Given exercise -
Pull each line containing "TradingView" out of the data and copy it.

Dataset entries -
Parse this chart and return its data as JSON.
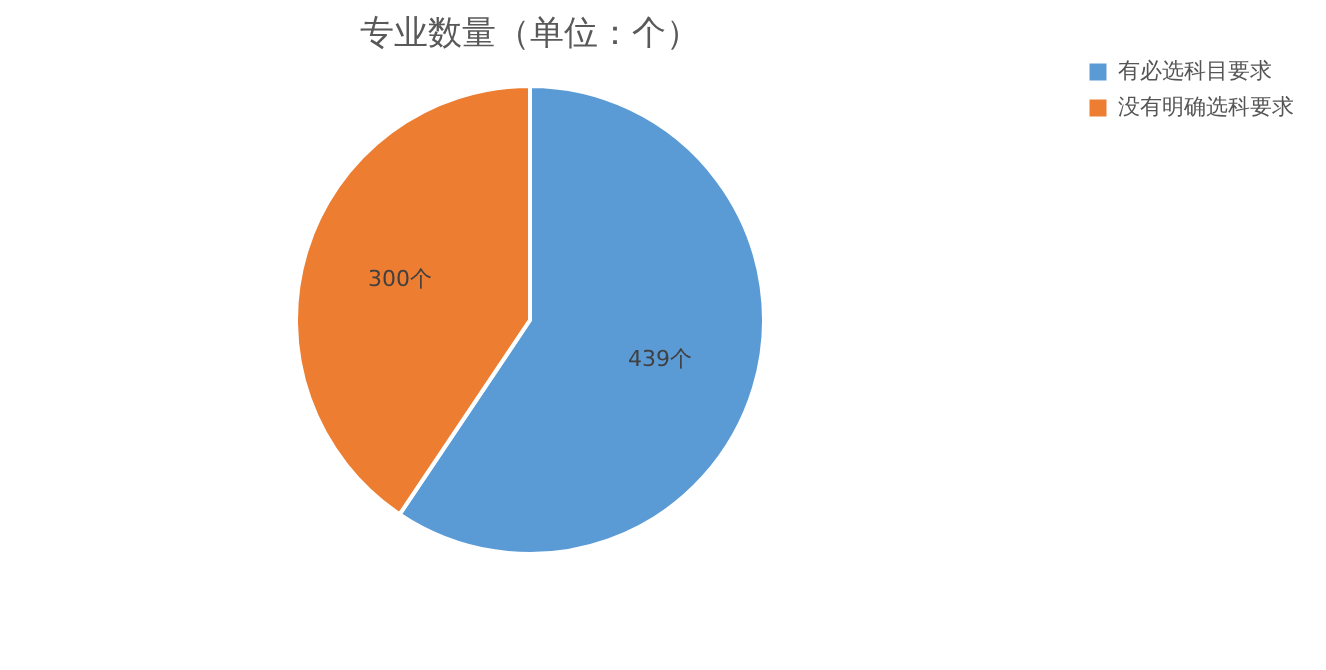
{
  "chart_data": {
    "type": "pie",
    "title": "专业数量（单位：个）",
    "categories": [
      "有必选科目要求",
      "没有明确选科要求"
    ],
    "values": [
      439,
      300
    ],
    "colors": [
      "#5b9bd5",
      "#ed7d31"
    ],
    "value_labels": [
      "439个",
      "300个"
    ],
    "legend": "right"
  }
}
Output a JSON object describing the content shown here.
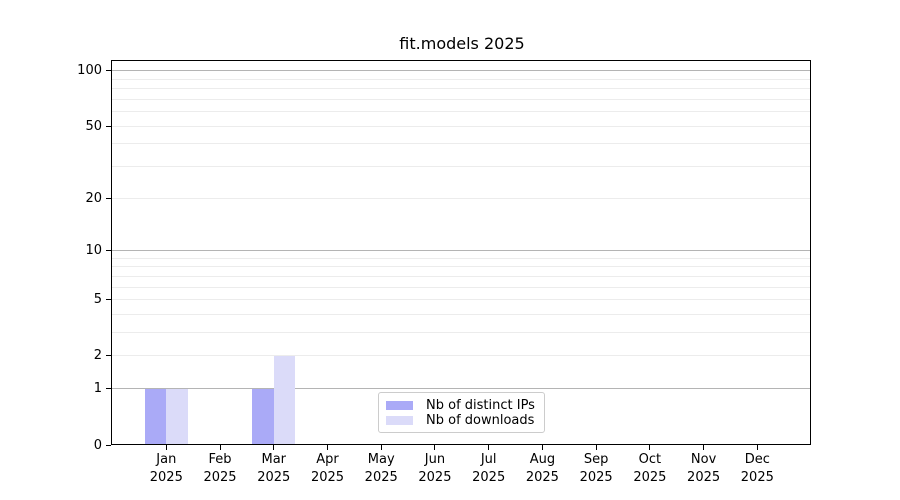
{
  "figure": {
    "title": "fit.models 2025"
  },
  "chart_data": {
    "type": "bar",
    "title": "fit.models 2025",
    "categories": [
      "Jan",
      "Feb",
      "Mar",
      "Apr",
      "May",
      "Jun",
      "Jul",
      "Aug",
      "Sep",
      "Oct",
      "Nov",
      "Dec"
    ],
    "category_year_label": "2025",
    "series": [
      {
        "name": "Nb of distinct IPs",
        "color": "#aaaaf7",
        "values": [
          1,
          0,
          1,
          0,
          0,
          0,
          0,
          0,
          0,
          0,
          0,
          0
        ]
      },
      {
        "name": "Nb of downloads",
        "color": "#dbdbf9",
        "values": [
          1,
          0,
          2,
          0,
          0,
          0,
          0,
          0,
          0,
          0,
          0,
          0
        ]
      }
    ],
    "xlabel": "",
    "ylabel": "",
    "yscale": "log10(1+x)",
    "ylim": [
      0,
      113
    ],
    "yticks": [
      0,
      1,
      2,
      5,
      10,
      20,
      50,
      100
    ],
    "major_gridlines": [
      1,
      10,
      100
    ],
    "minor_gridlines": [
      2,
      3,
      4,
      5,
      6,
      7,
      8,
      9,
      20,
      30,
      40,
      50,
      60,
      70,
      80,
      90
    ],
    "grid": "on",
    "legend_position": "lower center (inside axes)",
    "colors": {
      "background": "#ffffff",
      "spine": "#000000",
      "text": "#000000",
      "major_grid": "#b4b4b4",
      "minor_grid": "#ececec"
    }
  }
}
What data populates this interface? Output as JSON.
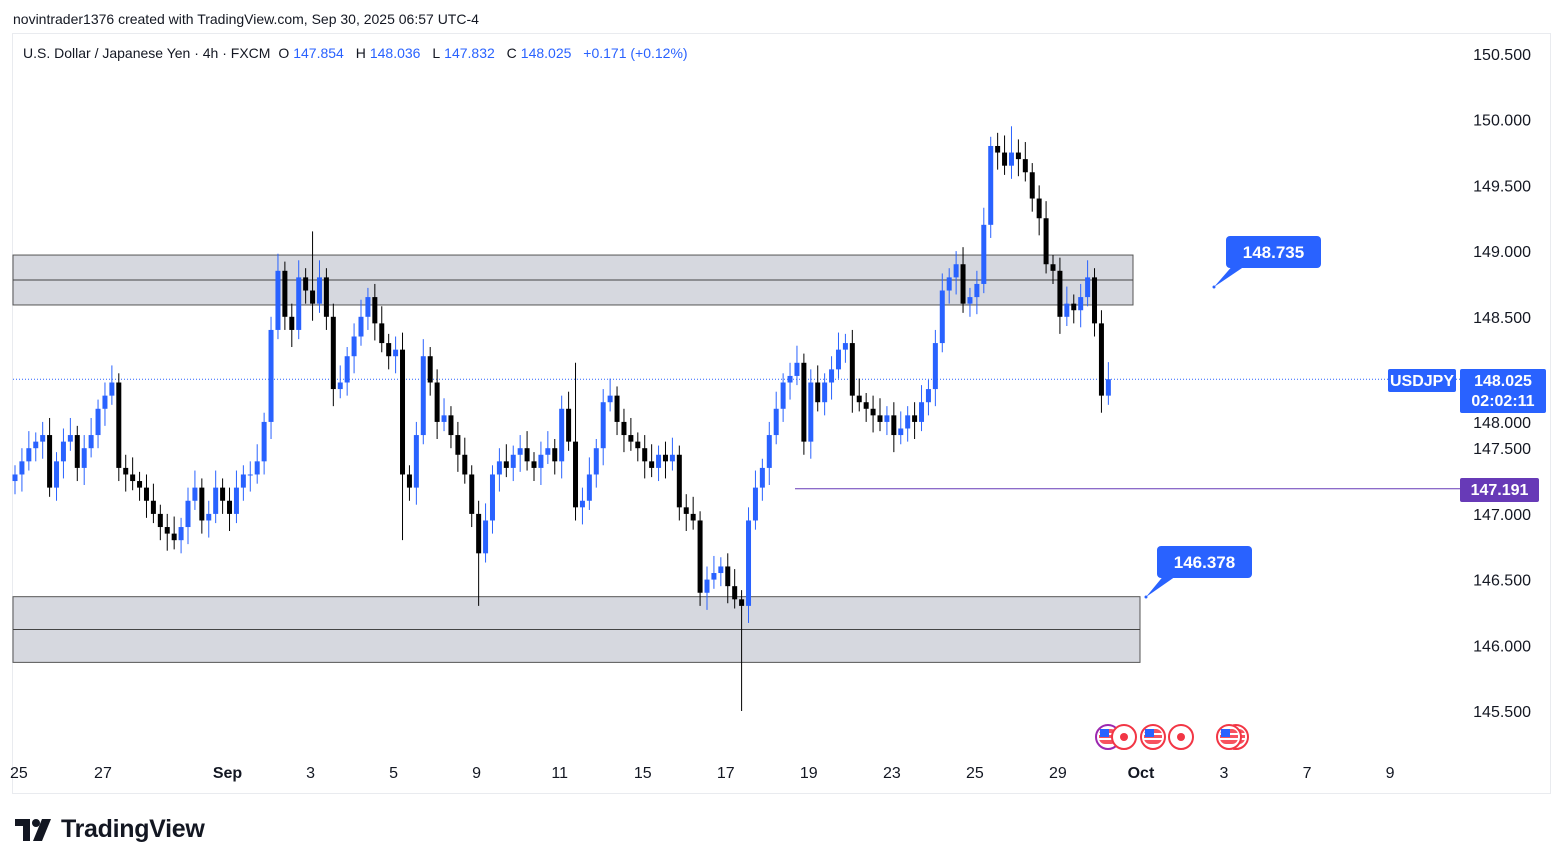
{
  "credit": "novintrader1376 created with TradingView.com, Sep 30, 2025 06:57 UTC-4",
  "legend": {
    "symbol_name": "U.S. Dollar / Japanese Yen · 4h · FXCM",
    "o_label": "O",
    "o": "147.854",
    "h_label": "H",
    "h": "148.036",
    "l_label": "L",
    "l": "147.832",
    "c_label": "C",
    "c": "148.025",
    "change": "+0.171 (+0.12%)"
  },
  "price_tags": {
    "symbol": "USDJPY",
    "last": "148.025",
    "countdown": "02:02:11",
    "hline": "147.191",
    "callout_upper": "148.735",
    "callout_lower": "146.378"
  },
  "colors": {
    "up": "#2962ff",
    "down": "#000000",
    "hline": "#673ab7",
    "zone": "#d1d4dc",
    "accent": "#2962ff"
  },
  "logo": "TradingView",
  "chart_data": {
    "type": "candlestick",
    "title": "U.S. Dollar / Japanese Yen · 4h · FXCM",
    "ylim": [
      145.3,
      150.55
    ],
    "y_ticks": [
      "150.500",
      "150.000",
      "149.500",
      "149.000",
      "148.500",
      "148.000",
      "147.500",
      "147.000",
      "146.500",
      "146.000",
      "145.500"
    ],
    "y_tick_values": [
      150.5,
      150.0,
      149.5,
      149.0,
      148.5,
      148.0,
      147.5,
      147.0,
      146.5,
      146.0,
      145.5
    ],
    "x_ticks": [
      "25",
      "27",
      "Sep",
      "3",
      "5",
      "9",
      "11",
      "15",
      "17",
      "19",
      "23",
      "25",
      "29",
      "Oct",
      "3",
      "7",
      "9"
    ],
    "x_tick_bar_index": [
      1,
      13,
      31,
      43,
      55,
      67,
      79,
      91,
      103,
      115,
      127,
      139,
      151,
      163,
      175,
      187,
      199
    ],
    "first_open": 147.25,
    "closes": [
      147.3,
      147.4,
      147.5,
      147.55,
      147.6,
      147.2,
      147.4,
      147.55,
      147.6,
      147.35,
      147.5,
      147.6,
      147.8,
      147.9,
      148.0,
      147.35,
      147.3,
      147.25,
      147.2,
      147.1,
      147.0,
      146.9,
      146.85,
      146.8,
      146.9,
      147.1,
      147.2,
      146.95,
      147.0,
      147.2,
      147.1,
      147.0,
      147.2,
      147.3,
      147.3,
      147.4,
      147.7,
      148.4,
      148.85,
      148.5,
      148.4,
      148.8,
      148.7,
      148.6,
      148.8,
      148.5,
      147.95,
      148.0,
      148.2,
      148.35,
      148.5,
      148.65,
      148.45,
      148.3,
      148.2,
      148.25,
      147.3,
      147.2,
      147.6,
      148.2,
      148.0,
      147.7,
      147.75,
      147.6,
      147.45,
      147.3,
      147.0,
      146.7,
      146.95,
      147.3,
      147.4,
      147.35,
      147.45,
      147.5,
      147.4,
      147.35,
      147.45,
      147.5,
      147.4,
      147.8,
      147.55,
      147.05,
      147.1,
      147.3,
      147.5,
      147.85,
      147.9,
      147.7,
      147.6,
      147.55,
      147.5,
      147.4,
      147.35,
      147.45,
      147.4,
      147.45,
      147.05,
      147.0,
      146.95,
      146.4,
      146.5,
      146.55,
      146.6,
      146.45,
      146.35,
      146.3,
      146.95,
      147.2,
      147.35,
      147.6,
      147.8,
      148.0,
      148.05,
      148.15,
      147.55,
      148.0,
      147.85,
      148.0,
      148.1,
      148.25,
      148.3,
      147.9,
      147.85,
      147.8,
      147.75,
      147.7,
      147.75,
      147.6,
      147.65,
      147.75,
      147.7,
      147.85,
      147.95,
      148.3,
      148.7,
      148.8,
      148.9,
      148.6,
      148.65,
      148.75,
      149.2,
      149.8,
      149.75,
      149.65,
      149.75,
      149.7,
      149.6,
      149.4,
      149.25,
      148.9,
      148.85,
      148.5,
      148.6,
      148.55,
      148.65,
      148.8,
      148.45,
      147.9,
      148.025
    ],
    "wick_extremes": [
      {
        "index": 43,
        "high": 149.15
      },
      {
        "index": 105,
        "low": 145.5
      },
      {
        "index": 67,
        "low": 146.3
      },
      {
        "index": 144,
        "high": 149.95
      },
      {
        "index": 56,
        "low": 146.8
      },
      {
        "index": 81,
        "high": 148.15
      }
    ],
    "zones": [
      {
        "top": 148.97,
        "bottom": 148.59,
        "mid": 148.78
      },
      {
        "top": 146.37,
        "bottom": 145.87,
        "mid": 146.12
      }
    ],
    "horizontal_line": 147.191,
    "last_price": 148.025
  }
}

Task output -
  "credit": "novintrader1376 created with TradingView.com, Sep 30, 2025 06:57 UTC-4",
  "logo": "TradingView",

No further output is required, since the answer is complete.